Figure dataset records
start
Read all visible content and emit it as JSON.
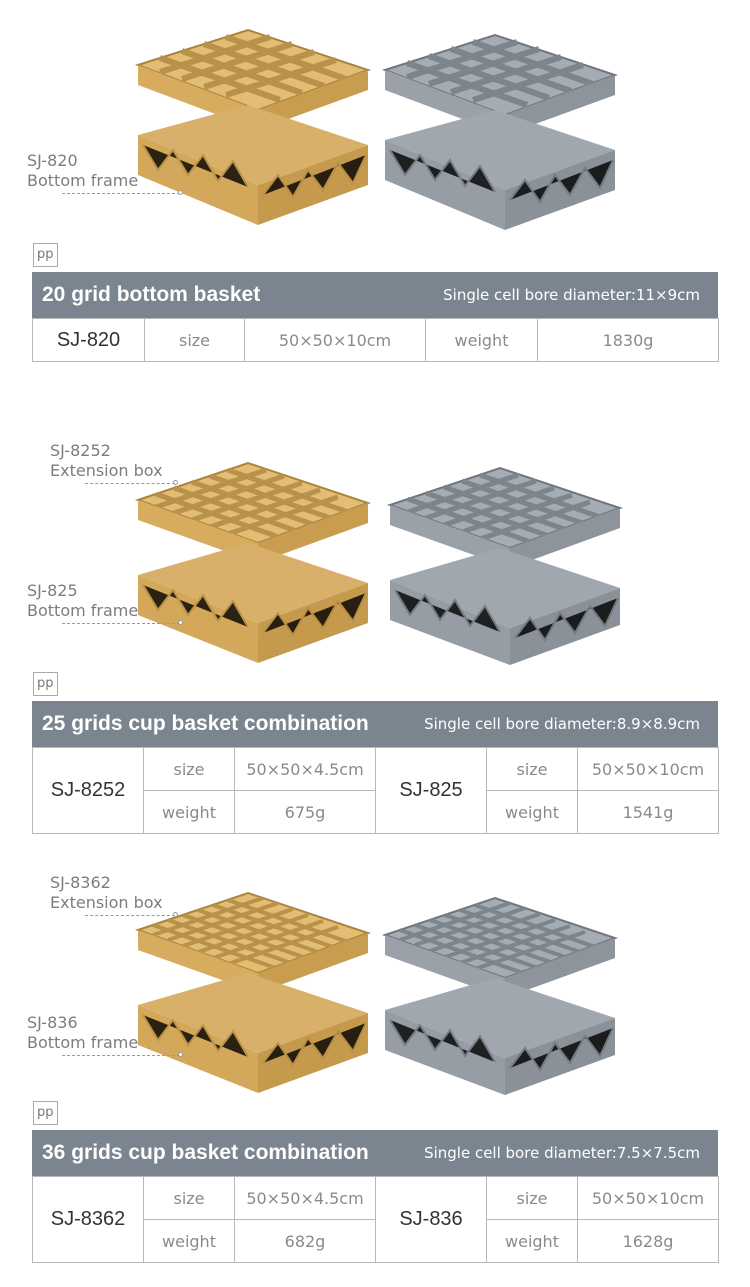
{
  "colors": {
    "tan": "#d9b36a",
    "grey": "#9aa1a8",
    "header": "#7b8590"
  },
  "section1": {
    "label_code": "SJ-820",
    "label_name": "Bottom frame",
    "material": "pp",
    "title": "20 grid bottom basket",
    "bore": "Single cell bore diameter:11×9cm",
    "code": "SJ-820",
    "size_label": "size",
    "size_value": "50×50×10cm",
    "weight_label": "weight",
    "weight_value": "1830g"
  },
  "section2": {
    "ext_label_code": "SJ-8252",
    "ext_label_name": "Extension box",
    "bottom_label_code": "SJ-825",
    "bottom_label_name": "Bottom frame",
    "material": "pp",
    "title": "25 grids cup basket combination",
    "bore": "Single cell bore diameter:8.9×8.9cm",
    "left": {
      "code": "SJ-8252",
      "size_label": "size",
      "size_value": "50×50×4.5cm",
      "weight_label": "weight",
      "weight_value": "675g"
    },
    "right": {
      "code": "SJ-825",
      "size_label": "size",
      "size_value": "50×50×10cm",
      "weight_label": "weight",
      "weight_value": "1541g"
    }
  },
  "section3": {
    "ext_label_code": "SJ-8362",
    "ext_label_name": "Extension box",
    "bottom_label_code": "SJ-836",
    "bottom_label_name": "Bottom frame",
    "material": "pp",
    "title": "36 grids cup basket combination",
    "bore": "Single cell bore diameter:7.5×7.5cm",
    "left": {
      "code": "SJ-8362",
      "size_label": "size",
      "size_value": "50×50×4.5cm",
      "weight_label": "weight",
      "weight_value": "682g"
    },
    "right": {
      "code": "SJ-836",
      "size_label": "size",
      "size_value": "50×50×10cm",
      "weight_label": "weight",
      "weight_value": "1628g"
    }
  }
}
end
Goal of the exercise -
Print out the material word for word, omitting the pictures.

Finished answer -
Read all visible content and emit it as JSON.
{
  "colors": {
    "tan": "#d9b36a",
    "grey": "#9aa1a8",
    "header": "#7b8590"
  },
  "section1": {
    "label_code": "SJ-820",
    "label_name": "Bottom frame",
    "material": "pp",
    "title": "20 grid bottom basket",
    "bore": "Single cell bore diameter:11×9cm",
    "code": "SJ-820",
    "size_label": "size",
    "size_value": "50×50×10cm",
    "weight_label": "weight",
    "weight_value": "1830g"
  },
  "section2": {
    "ext_label_code": "SJ-8252",
    "ext_label_name": "Extension box",
    "bottom_label_code": "SJ-825",
    "bottom_label_name": "Bottom frame",
    "material": "pp",
    "title": "25 grids cup basket combination",
    "bore": "Single cell bore diameter:8.9×8.9cm",
    "left": {
      "code": "SJ-8252",
      "size_label": "size",
      "size_value": "50×50×4.5cm",
      "weight_label": "weight",
      "weight_value": "675g"
    },
    "right": {
      "code": "SJ-825",
      "size_label": "size",
      "size_value": "50×50×10cm",
      "weight_label": "weight",
      "weight_value": "1541g"
    }
  },
  "section3": {
    "ext_label_code": "SJ-8362",
    "ext_label_name": "Extension box",
    "bottom_label_code": "SJ-836",
    "bottom_label_name": "Bottom frame",
    "material": "pp",
    "title": "36 grids cup basket combination",
    "bore": "Single cell bore diameter:7.5×7.5cm",
    "left": {
      "code": "SJ-8362",
      "size_label": "size",
      "size_value": "50×50×4.5cm",
      "weight_label": "weight",
      "weight_value": "682g"
    },
    "right": {
      "code": "SJ-836",
      "size_label": "size",
      "size_value": "50×50×10cm",
      "weight_label": "weight",
      "weight_value": "1628g"
    }
  }
}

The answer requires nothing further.